Indeed, at the time of discovery, it is typically impossible to predict
any impact. But these are the discoveries that have impact.
There are endless examples of fundamental discoveries which have
led to long term ``economic impact'', but for which this would have been impossible
to see at the time, or during the years following the discovery.
Here are some examples
-
Discoveries that would not survive the REF (a nice list compiled by UCU)
-
Can science save the world? by Nobel-Prize winner Sheldon Lee Glashow.
The second part of his talk discusses several pieces of technology which directly resulted from
unfettered pure research including the discovery
of the x-ray and radioactivity and the understanding of electomagnetic induction.
Some of his ``defenses of science'' seem a little beside the point to me, but his examples speak for
themselves. Another example, suggested by John Dainton, is the discovery of calculus by Newton and Leibniz.
-
Mathematics and its interfaces with science, technology and society
by Ari Leptev in the Newsletter of the European Mathematical Society 2009
This gives numerous examples of useful mathematics which was originally developed
as a result of the curiosity of scientists rather than being driven by applications (the applications
could not have been predicted at the time).
See also
Peter Cameron's comments on these examples (and on this general issue).
-
Harry Kroto's
Story About an Almost Extinct Species - Left Field Science
This is the story of the discovery of C60.
``History has shown time-and-again that the basics of the above story are very often the way that
important breakthroughs occur. Indeed it is blindingly obvious that the really unexpected and unpredictable
discoveries are invariably more important than those that are the result of targeted initiatives.''
Note the time-scale.

# # # # # # #

[To-do list]
1. In the text on the impact of fundamental discoveries, who suggested the discovery of calculus by Newton and Leibniz as another example?
2. Reproduce word for word the part of the text on the impact of fundamental discoveries starting at "Some of his" and ending at "Newton and Leibniz.".

[Extracted material]
# # # # # # #

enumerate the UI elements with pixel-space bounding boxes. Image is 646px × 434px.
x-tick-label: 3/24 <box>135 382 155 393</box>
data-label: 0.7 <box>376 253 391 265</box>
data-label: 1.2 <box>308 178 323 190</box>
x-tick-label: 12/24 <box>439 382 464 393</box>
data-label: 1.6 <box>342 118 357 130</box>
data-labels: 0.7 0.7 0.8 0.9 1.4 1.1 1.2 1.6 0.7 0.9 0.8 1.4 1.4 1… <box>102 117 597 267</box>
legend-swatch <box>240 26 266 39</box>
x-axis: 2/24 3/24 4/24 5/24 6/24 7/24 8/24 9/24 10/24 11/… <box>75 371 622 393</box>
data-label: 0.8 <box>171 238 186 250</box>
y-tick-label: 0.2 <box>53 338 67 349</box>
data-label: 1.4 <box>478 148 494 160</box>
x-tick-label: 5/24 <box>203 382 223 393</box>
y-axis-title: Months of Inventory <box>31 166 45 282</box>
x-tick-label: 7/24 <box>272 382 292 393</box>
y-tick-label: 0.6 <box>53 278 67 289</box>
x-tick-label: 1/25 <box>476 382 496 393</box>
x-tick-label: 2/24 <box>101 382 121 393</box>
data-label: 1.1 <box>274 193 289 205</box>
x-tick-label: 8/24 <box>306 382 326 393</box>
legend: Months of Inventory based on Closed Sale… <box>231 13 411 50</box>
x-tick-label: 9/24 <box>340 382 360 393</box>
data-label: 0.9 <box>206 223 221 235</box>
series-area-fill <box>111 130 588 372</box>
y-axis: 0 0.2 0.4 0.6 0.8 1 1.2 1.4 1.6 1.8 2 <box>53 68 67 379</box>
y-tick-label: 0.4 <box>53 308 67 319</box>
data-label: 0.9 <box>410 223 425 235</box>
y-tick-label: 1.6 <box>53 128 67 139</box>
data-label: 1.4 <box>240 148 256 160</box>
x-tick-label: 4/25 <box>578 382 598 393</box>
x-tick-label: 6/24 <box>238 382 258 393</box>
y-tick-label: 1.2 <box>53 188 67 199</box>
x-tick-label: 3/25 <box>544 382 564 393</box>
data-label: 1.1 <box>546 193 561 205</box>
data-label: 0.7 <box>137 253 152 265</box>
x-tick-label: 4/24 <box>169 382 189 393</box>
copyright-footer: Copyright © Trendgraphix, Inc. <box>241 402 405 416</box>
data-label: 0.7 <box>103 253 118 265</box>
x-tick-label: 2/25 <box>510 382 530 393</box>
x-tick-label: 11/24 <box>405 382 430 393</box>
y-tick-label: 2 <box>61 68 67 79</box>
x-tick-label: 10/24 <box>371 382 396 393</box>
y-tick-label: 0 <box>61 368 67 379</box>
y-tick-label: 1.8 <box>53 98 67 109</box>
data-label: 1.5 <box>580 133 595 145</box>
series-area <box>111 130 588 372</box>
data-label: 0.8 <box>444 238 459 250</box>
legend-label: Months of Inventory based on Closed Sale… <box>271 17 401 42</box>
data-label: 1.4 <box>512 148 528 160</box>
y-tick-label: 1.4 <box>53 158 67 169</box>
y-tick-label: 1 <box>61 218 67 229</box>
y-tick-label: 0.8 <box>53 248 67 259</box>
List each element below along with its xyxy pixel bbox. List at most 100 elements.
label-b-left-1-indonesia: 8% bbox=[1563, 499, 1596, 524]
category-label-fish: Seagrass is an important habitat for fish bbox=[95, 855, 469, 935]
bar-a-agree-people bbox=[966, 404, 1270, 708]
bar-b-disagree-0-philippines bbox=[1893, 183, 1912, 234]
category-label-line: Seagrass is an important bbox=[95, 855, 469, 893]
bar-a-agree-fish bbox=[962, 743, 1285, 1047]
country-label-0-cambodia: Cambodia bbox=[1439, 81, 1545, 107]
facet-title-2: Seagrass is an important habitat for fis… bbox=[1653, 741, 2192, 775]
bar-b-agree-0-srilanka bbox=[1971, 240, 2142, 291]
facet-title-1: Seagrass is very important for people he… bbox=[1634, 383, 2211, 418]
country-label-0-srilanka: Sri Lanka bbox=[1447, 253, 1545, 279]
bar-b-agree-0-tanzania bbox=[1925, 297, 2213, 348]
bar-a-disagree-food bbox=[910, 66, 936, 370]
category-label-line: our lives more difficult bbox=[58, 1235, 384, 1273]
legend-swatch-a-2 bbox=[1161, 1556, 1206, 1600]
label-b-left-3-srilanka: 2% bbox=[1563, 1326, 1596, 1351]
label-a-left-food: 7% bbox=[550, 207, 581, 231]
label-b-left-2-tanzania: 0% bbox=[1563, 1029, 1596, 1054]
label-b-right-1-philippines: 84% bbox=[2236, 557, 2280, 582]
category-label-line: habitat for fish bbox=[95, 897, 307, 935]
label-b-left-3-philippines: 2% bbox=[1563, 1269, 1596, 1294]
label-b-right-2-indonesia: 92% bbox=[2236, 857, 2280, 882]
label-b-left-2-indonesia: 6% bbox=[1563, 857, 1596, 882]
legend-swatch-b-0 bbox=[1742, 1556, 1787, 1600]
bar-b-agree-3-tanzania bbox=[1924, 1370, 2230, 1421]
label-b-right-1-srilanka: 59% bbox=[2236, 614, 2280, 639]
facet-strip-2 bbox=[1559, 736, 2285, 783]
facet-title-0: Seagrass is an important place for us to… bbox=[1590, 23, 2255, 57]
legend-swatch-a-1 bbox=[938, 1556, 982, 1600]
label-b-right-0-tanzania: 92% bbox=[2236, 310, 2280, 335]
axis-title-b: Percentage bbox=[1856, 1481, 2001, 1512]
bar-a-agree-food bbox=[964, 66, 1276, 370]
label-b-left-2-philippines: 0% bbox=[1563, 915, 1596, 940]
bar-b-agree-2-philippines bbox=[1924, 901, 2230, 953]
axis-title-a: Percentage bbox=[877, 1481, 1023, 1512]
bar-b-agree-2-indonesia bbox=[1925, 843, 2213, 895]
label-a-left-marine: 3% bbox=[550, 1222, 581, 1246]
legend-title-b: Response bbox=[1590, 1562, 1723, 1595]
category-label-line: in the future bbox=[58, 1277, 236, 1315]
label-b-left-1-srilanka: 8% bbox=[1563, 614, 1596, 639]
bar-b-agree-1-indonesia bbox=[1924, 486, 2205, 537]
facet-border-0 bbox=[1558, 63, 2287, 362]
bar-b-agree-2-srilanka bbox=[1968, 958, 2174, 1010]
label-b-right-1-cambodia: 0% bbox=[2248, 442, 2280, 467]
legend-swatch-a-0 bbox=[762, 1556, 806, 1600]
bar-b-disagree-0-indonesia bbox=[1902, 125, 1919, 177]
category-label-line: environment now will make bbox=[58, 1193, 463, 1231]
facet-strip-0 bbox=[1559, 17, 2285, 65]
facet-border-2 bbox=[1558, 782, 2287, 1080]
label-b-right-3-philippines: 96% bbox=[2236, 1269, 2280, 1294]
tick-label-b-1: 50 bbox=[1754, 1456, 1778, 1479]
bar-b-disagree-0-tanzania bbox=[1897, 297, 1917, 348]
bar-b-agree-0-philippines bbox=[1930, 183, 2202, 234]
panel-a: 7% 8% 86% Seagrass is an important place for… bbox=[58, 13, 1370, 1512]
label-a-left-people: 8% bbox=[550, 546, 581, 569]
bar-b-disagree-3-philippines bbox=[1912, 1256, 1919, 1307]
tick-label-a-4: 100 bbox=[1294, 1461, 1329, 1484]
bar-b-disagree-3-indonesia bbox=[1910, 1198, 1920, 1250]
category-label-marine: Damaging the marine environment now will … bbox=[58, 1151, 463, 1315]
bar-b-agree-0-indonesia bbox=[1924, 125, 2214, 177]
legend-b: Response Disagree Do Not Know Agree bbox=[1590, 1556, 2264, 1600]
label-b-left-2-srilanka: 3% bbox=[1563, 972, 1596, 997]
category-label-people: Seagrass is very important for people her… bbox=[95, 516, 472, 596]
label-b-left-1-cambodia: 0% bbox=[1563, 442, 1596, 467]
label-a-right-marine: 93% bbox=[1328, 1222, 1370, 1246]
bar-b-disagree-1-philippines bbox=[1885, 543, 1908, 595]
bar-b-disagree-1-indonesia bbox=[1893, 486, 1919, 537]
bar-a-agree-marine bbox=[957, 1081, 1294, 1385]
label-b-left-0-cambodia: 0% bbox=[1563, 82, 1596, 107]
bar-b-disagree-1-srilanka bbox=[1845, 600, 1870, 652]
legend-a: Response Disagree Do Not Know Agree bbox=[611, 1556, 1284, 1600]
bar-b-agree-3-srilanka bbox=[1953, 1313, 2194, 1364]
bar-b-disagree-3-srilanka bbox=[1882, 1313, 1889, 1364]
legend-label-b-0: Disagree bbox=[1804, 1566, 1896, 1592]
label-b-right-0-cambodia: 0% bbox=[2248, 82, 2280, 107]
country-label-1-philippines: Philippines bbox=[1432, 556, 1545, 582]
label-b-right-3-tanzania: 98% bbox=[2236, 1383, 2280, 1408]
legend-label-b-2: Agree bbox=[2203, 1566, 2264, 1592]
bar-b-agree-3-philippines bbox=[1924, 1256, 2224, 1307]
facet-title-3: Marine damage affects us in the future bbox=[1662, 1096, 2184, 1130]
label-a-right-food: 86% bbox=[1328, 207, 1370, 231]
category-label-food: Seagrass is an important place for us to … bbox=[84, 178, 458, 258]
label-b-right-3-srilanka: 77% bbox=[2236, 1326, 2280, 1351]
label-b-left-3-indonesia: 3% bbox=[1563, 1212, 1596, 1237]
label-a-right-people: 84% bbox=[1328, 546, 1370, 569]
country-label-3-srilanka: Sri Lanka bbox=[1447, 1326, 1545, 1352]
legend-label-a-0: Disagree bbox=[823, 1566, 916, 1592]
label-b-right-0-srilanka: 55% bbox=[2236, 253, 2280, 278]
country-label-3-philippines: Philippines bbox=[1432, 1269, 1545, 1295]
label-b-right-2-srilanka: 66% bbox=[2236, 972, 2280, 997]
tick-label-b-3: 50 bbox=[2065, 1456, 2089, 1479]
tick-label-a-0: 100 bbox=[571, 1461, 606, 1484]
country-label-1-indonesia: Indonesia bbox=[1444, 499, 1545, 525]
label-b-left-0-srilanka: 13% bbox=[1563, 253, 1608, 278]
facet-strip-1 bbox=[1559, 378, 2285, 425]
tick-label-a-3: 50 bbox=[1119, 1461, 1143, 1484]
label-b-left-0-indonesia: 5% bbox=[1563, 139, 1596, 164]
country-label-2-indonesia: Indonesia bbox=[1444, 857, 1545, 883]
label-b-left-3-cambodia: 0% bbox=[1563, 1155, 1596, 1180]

# # # # # # #

[Written answers]
1. John Dainton.

2.
Some of his ``defenses of science'' seem a little beside the point to me, but his examples speak for
themselves. Another example, suggested by John Dainton, is the discovery of calculus by Newton and Leibniz.